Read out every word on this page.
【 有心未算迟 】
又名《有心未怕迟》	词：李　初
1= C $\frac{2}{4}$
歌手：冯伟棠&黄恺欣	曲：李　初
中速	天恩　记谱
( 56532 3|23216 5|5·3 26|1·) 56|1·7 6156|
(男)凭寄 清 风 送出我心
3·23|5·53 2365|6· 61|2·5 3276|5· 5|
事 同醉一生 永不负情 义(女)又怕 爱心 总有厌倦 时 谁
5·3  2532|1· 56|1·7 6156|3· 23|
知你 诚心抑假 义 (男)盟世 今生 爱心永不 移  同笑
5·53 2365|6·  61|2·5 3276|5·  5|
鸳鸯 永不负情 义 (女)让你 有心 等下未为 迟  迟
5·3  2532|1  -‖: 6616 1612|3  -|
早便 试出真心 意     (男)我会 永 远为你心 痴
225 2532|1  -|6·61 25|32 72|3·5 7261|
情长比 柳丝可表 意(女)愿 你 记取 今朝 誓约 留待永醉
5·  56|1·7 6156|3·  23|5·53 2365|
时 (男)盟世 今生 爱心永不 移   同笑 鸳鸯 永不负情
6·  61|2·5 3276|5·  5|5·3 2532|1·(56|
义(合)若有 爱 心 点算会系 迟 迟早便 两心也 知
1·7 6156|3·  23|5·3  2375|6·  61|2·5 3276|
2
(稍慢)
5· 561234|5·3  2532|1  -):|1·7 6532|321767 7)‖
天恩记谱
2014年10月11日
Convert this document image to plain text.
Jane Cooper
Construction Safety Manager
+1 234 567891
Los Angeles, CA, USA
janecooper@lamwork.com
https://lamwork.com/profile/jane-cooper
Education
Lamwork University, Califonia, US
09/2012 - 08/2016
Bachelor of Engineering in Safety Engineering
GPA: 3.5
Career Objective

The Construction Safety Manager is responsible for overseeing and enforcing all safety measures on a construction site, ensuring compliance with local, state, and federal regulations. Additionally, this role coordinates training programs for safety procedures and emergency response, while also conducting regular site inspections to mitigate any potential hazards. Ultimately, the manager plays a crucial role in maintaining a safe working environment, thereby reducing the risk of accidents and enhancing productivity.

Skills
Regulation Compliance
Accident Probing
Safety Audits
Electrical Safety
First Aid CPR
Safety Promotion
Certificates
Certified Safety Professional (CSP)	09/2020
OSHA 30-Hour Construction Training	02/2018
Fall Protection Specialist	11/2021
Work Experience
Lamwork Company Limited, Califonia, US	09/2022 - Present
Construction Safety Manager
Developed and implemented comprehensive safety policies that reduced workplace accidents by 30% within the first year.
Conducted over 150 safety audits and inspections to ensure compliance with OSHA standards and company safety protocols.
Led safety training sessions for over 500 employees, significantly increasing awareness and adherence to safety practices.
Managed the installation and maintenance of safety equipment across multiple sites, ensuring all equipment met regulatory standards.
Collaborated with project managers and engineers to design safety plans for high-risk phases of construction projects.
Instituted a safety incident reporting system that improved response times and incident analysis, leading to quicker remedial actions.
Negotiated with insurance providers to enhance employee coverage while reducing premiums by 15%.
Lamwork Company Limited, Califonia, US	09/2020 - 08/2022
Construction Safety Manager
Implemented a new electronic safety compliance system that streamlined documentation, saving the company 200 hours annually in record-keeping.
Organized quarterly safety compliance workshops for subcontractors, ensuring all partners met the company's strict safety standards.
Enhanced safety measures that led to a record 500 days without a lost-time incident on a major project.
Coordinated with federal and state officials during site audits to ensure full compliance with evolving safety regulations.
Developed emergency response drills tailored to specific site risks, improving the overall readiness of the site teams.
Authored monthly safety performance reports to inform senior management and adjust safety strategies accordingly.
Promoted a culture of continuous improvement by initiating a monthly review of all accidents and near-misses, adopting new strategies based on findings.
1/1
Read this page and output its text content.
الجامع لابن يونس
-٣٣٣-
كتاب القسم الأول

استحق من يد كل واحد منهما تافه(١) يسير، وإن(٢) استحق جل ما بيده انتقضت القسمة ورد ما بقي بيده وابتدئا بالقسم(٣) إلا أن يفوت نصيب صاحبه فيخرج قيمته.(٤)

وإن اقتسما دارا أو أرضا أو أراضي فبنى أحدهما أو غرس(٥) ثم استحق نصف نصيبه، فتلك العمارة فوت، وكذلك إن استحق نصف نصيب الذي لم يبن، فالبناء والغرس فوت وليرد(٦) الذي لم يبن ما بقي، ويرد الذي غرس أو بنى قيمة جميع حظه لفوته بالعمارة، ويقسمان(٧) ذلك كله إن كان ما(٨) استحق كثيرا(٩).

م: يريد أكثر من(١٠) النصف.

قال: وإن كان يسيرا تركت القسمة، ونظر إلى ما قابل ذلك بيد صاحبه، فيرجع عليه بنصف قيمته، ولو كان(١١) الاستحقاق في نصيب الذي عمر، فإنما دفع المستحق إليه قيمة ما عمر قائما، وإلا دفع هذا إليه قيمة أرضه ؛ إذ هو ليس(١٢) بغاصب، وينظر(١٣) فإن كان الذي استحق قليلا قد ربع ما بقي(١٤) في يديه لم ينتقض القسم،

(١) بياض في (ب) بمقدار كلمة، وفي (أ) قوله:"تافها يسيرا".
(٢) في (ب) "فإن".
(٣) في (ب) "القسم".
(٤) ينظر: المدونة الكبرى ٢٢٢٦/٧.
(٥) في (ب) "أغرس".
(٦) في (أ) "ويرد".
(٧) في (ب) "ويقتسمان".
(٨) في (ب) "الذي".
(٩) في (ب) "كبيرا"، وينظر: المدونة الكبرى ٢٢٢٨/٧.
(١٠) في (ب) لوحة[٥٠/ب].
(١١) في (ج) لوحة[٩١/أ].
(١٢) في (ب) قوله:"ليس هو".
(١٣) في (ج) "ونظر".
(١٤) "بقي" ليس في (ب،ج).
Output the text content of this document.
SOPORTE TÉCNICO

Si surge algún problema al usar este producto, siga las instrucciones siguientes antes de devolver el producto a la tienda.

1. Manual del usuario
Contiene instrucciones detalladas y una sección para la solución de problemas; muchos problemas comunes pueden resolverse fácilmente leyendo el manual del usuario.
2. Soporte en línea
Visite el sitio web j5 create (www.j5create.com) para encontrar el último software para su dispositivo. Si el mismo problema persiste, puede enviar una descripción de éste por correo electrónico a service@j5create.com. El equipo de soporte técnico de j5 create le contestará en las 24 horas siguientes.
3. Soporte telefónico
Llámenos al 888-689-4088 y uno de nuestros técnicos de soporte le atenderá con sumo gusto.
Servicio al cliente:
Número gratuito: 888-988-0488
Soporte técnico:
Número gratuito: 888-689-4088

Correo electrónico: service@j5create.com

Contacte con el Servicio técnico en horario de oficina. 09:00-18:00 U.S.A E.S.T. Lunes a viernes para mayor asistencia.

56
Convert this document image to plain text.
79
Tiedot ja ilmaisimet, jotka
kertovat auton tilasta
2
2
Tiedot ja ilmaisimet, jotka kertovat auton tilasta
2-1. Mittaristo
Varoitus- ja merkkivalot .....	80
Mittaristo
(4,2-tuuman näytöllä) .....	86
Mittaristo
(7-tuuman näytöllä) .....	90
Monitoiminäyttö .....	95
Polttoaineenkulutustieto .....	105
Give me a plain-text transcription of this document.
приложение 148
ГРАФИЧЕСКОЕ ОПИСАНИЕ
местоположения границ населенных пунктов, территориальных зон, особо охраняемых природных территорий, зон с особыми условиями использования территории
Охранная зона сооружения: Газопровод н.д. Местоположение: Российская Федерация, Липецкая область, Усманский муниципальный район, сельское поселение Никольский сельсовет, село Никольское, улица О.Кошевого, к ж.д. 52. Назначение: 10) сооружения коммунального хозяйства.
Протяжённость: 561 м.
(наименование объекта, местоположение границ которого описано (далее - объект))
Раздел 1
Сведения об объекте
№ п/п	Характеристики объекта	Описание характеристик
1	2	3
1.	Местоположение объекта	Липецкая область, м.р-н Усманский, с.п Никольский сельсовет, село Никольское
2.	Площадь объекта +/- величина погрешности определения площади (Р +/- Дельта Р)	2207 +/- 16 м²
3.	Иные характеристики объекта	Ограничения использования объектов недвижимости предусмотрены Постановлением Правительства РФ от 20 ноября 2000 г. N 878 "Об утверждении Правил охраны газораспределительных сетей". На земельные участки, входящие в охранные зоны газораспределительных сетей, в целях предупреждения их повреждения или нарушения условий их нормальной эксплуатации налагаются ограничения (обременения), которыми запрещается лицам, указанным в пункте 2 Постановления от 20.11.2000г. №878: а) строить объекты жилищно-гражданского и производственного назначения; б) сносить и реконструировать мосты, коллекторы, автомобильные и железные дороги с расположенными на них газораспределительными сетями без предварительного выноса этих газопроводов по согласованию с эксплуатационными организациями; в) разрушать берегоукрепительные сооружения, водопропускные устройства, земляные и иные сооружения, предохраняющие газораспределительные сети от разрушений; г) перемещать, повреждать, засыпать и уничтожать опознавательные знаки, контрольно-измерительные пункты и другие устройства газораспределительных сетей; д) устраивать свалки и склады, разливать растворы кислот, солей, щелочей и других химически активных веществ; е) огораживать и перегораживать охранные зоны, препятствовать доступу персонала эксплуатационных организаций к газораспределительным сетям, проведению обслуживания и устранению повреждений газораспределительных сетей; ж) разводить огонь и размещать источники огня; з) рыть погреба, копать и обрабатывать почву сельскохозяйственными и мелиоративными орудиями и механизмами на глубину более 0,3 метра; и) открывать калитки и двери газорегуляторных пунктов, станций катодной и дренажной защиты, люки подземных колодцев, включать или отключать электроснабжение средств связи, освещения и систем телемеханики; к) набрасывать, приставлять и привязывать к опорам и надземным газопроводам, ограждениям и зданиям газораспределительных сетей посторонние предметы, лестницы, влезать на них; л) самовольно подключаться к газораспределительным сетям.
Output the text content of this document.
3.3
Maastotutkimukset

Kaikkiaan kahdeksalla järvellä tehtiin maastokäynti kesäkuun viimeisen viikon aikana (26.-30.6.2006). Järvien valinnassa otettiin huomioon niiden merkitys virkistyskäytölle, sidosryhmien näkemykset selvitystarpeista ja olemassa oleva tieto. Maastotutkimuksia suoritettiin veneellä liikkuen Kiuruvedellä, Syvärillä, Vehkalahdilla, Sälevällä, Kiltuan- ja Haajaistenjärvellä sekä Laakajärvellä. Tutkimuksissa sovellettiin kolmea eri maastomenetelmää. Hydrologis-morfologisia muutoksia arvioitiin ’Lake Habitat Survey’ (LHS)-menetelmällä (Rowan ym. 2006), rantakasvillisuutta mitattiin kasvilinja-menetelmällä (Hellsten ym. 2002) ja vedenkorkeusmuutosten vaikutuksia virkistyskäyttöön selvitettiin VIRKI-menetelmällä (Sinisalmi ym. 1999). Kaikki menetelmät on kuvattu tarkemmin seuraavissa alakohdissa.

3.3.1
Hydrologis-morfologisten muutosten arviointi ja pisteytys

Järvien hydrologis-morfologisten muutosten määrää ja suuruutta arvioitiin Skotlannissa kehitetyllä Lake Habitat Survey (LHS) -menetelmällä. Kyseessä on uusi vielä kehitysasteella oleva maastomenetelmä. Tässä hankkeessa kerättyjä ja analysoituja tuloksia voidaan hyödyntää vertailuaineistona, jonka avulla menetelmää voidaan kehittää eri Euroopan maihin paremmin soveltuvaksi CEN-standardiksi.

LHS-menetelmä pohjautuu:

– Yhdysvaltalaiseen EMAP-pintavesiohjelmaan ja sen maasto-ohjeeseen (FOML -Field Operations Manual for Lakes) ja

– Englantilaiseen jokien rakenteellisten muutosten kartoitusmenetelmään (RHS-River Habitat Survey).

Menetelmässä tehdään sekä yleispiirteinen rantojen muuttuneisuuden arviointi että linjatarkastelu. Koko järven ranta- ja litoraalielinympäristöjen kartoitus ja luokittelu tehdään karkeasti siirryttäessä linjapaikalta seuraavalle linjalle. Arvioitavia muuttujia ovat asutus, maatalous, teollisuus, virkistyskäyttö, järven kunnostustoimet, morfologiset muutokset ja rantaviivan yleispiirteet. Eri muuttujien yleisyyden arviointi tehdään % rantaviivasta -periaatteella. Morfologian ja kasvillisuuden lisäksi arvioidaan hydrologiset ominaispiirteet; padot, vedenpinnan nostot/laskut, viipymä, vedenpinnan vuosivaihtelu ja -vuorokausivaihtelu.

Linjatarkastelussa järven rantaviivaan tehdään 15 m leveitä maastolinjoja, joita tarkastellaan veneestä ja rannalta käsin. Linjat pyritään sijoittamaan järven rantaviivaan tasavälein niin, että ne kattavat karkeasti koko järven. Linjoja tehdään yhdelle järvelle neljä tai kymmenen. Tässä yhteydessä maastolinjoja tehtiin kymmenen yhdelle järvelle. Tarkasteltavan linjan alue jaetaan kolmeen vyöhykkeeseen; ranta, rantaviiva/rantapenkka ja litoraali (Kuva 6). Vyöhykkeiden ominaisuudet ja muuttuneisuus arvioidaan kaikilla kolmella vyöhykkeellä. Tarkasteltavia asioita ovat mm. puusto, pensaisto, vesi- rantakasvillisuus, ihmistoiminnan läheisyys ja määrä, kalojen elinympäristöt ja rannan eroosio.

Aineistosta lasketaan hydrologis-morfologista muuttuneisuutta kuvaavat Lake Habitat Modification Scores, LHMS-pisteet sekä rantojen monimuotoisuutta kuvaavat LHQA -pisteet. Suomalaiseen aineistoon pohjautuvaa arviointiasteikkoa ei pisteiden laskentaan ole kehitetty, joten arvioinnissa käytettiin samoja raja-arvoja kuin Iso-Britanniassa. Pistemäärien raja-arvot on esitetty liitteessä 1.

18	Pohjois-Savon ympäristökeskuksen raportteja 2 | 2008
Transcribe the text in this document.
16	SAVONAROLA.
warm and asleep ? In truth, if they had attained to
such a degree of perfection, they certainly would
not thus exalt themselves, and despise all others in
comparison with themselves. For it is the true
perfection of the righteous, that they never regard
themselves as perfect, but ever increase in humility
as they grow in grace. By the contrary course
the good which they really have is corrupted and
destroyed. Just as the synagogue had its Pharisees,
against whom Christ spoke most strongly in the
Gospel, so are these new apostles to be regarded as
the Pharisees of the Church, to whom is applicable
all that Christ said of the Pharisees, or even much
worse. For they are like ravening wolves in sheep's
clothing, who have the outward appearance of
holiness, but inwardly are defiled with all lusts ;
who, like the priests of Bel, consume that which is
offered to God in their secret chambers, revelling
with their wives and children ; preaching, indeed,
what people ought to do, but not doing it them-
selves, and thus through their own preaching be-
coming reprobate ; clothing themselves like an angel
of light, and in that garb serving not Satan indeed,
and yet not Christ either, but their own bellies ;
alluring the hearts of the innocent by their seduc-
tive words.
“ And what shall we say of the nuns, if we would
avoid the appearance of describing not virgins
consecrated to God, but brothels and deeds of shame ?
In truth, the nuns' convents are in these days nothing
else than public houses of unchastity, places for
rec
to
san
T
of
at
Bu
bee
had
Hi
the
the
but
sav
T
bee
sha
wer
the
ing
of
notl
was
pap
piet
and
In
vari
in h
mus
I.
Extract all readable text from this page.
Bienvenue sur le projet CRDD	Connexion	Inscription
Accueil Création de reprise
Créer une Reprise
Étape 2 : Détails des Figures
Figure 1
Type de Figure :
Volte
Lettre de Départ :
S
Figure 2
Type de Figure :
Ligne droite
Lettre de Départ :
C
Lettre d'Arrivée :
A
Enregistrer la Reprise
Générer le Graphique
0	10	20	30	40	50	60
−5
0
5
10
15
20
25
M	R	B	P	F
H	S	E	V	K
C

* _PROBLEM STATEMENT_
Look through the listing and extract every line with "what" in it.

* _OUTPUT FOR THIS EXERCISE_
what people ought to do, but not doing it them-
“ And what shall we say of the nuns, if we would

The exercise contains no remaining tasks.